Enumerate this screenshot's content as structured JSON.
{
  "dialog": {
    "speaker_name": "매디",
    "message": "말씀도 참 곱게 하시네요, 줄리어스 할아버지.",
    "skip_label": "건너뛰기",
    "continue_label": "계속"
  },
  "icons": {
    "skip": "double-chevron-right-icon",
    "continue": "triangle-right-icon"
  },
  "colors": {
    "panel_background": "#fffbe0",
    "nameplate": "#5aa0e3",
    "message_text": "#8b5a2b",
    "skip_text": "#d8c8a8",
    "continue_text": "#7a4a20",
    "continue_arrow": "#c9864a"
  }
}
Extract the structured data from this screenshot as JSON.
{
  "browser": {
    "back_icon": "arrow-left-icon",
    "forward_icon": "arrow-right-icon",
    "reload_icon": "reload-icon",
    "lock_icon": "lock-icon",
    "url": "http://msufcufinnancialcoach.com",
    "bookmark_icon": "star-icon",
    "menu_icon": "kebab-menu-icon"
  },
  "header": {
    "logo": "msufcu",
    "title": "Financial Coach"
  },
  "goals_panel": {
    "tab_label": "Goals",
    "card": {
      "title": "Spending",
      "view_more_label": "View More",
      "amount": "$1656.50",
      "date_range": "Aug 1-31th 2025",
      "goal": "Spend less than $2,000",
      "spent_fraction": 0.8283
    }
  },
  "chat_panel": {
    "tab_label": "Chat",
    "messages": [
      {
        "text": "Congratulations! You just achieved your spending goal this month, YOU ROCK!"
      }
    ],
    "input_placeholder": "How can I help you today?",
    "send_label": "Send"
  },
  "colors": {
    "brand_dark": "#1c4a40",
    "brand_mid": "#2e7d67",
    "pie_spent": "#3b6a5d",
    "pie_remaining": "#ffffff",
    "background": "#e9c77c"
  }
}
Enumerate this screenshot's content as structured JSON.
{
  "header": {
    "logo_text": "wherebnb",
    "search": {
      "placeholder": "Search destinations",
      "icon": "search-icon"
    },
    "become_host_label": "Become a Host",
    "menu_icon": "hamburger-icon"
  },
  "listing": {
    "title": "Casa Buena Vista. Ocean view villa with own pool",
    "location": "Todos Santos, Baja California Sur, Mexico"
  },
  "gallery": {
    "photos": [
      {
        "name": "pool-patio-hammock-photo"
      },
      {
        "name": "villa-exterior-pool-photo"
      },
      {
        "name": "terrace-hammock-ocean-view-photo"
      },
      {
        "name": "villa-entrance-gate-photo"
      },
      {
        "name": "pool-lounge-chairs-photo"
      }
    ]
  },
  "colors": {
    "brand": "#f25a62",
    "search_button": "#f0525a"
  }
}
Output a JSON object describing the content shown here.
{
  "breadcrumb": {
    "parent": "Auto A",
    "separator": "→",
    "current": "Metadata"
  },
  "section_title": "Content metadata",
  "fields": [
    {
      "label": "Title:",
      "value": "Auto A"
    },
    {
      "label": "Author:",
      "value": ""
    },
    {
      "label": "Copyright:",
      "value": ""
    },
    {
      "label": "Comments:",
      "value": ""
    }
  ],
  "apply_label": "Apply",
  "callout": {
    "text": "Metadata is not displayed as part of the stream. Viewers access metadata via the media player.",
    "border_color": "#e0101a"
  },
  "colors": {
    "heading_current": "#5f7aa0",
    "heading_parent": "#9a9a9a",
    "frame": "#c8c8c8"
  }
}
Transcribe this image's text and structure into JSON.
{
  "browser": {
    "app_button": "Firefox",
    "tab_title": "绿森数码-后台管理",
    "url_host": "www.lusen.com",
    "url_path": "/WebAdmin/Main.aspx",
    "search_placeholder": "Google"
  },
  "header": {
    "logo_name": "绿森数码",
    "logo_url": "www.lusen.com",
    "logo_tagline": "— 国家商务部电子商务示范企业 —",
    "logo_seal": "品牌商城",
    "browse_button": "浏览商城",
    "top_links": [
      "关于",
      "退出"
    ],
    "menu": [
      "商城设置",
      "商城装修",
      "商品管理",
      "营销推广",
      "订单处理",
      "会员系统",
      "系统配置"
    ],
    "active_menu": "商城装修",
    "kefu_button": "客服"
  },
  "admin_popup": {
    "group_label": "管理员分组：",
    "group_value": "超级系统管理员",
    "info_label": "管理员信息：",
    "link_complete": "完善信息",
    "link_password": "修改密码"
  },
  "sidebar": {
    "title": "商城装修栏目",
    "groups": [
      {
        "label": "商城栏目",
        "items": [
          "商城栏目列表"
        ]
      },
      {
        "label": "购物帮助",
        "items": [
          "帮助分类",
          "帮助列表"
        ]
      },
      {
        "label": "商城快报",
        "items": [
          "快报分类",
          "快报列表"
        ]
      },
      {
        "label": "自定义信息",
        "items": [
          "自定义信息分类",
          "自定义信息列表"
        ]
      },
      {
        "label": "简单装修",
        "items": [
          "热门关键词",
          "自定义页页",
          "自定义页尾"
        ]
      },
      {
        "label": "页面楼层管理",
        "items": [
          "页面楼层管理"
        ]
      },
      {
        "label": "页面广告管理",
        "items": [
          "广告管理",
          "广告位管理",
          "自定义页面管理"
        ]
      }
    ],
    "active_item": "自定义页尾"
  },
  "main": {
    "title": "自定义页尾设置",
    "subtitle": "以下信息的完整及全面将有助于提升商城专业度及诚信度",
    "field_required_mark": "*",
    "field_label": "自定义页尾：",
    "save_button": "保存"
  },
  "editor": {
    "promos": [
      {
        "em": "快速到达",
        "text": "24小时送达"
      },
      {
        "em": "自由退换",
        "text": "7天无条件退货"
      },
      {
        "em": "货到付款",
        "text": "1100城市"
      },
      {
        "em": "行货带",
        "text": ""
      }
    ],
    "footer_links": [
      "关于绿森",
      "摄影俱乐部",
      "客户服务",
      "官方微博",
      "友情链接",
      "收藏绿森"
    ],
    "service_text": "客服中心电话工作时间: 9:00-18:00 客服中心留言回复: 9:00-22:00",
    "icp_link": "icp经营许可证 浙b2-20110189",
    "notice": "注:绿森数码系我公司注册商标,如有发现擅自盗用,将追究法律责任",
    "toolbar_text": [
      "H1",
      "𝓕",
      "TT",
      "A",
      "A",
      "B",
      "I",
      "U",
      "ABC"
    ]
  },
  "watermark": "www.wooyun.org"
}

TASK DESCRIPTION ▸
Copy all the records above exactly, missing none.

FINISHED TASK ▸
Enumerate this screenshot's content as structured JSON.
{
  "dialog": {
    "speaker_name": "매디",
    "message": "말씀도 참 곱게 하시네요, 줄리어스 할아버지.",
    "skip_label": "건너뛰기",
    "continue_label": "계속"
  },
  "icons": {
    "skip": "double-chevron-right-icon",
    "continue": "triangle-right-icon"
  },
  "colors": {
    "panel_background": "#fffbe0",
    "nameplate": "#5aa0e3",
    "message_text": "#8b5a2b",
    "skip_text": "#d8c8a8",
    "continue_text": "#7a4a20",
    "continue_arrow": "#c9864a"
  }
}
Extract the structured data from this screenshot as JSON.
{
  "browser": {
    "back_icon": "arrow-left-icon",
    "forward_icon": "arrow-right-icon",
    "reload_icon": "reload-icon",
    "lock_icon": "lock-icon",
    "url": "http://msufcufinnancialcoach.com",
    "bookmark_icon": "star-icon",
    "menu_icon": "kebab-menu-icon"
  },
  "header": {
    "logo": "msufcu",
    "title": "Financial Coach"
  },
  "goals_panel": {
    "tab_label": "Goals",
    "card": {
      "title": "Spending",
      "view_more_label": "View More",
      "amount": "$1656.50",
      "date_range": "Aug 1-31th 2025",
      "goal": "Spend less than $2,000",
      "spent_fraction": 0.8283
    }
  },
  "chat_panel": {
    "tab_label": "Chat",
    "messages": [
      {
        "text": "Congratulations! You just achieved your spending goal this month, YOU ROCK!"
      }
    ],
    "input_placeholder": "How can I help you today?",
    "send_label": "Send"
  },
  "colors": {
    "brand_dark": "#1c4a40",
    "brand_mid": "#2e7d67",
    "pie_spent": "#3b6a5d",
    "pie_remaining": "#ffffff",
    "background": "#e9c77c"
  }
}
Enumerate this screenshot's content as structured JSON.
{
  "header": {
    "logo_text": "wherebnb",
    "search": {
      "placeholder": "Search destinations",
      "icon": "search-icon"
    },
    "become_host_label": "Become a Host",
    "menu_icon": "hamburger-icon"
  },
  "listing": {
    "title": "Casa Buena Vista. Ocean view villa with own pool",
    "location": "Todos Santos, Baja California Sur, Mexico"
  },
  "gallery": {
    "photos": [
      {
        "name": "pool-patio-hammock-photo"
      },
      {
        "name": "villa-exterior-pool-photo"
      },
      {
        "name": "terrace-hammock-ocean-view-photo"
      },
      {
        "name": "villa-entrance-gate-photo"
      },
      {
        "name": "pool-lounge-chairs-photo"
      }
    ]
  },
  "colors": {
    "brand": "#f25a62",
    "search_button": "#f0525a"
  }
}
Output a JSON object describing the content shown here.
{
  "breadcrumb": {
    "parent": "Auto A",
    "separator": "→",
    "current": "Metadata"
  },
  "section_title": "Content metadata",
  "fields": [
    {
      "label": "Title:",
      "value": "Auto A"
    },
    {
      "label": "Author:",
      "value": ""
    },
    {
      "label": "Copyright:",
      "value": ""
    },
    {
      "label": "Comments:",
      "value": ""
    }
  ],
  "apply_label": "Apply",
  "callout": {
    "text": "Metadata is not displayed as part of the stream. Viewers access metadata via the media player.",
    "border_color": "#e0101a"
  },
  "colors": {
    "heading_current": "#5f7aa0",
    "heading_parent": "#9a9a9a",
    "frame": "#c8c8c8"
  }
}
Transcribe this image's text and structure into JSON.
{
  "browser": {
    "app_button": "Firefox",
    "tab_title": "绿森数码-后台管理",
    "url_host": "www.lusen.com",
    "url_path": "/WebAdmin/Main.aspx",
    "search_placeholder": "Google"
  },
  "header": {
    "logo_name": "绿森数码",
    "logo_url": "www.lusen.com",
    "logo_tagline": "— 国家商务部电子商务示范企业 —",
    "logo_seal": "品牌商城",
    "browse_button": "浏览商城",
    "top_links": [
      "关于",
      "退出"
    ],
    "menu": [
      "商城设置",
      "商城装修",
      "商品管理",
      "营销推广",
      "订单处理",
      "会员系统",
      "系统配置"
    ],
    "active_menu": "商城装修",
    "kefu_button": "客服"
  },
  "admin_popup": {
    "group_label": "管理员分组：",
    "group_value": "超级系统管理员",
    "info_label": "管理员信息：",
    "link_complete": "完善信息",
    "link_password": "修改密码"
  },
  "sidebar": {
    "title": "商城装修栏目",
    "groups": [
      {
        "label": "商城栏目",
        "items": [
          "商城栏目列表"
        ]
      },
      {
        "label": "购物帮助",
        "items": [
          "帮助分类",
          "帮助列表"
        ]
      },
      {
        "label": "商城快报",
        "items": [
          "快报分类",
          "快报列表"
        ]
      },
      {
        "label": "自定义信息",
        "items": [
          "自定义信息分类",
          "自定义信息列表"
        ]
      },
      {
        "label": "简单装修",
        "items": [
          "热门关键词",
          "自定义页页",
          "自定义页尾"
        ]
      },
      {
        "label": "页面楼层管理",
        "items": [
          "页面楼层管理"
        ]
      },
      {
        "label": "页面广告管理",
        "items": [
          "广告管理",
          "广告位管理",
          "自定义页面管理"
        ]
      }
    ],
    "active_item": "自定义页尾"
  },
  "main": {
    "title": "自定义页尾设置",
    "subtitle": "以下信息的完整及全面将有助于提升商城专业度及诚信度",
    "field_required_mark": "*",
    "field_label": "自定义页尾：",
    "save_button": "保存"
  },
  "editor": {
    "promos": [
      {
        "em": "快速到达",
        "text": "24小时送达"
      },
      {
        "em": "自由退换",
        "text": "7天无条件退货"
      },
      {
        "em": "货到付款",
        "text": "1100城市"
      },
      {
        "em": "行货带",
        "text": ""
      }
    ],
    "footer_links": [
      "关于绿森",
      "摄影俱乐部",
      "客户服务",
      "官方微博",
      "友情链接",
      "收藏绿森"
    ],
    "service_text": "客服中心电话工作时间: 9:00-18:00 客服中心留言回复: 9:00-22:00",
    "icp_link": "icp经营许可证 浙b2-20110189",
    "notice": "注:绿森数码系我公司注册商标,如有发现擅自盗用,将追究法律责任",
    "toolbar_text": [
      "H1",
      "𝓕",
      "TT",
      "A",
      "A",
      "B",
      "I",
      "U",
      "ABC"
    ]
  },
  "watermark": "www.wooyun.org"
}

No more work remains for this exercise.